* [WHAT YOU SHOULD DO]:
Using the records below, locate all lines containing "rate" and return them.

--- Begin ---

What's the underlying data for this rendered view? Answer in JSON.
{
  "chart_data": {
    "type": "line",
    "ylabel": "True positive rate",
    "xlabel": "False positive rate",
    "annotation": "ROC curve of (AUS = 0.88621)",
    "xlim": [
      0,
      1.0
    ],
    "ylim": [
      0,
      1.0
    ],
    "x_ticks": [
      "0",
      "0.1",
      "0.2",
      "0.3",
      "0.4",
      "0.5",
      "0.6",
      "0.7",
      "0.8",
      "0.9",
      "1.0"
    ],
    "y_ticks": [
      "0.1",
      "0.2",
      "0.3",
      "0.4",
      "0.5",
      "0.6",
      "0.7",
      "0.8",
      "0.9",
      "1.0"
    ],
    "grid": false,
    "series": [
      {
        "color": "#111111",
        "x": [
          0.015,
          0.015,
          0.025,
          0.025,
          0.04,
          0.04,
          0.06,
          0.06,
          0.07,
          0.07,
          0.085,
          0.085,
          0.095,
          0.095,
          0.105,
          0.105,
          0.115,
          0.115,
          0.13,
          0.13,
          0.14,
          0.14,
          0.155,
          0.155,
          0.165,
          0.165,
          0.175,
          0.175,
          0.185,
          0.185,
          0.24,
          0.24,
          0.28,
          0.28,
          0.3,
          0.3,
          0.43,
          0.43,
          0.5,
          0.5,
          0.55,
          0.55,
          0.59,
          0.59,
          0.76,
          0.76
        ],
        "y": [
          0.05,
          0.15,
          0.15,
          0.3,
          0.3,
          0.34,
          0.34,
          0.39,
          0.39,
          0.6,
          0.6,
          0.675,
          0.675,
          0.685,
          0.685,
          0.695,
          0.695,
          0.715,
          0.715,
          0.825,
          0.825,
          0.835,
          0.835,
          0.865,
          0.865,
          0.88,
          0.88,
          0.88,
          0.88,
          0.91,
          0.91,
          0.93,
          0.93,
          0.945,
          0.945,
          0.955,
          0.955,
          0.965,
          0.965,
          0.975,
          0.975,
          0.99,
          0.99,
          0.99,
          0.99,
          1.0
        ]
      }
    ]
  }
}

--- End ---

* [RESPONSE BELOW]:
    "ylabel": "True positive rate",
    "xlabel": "False positive rate",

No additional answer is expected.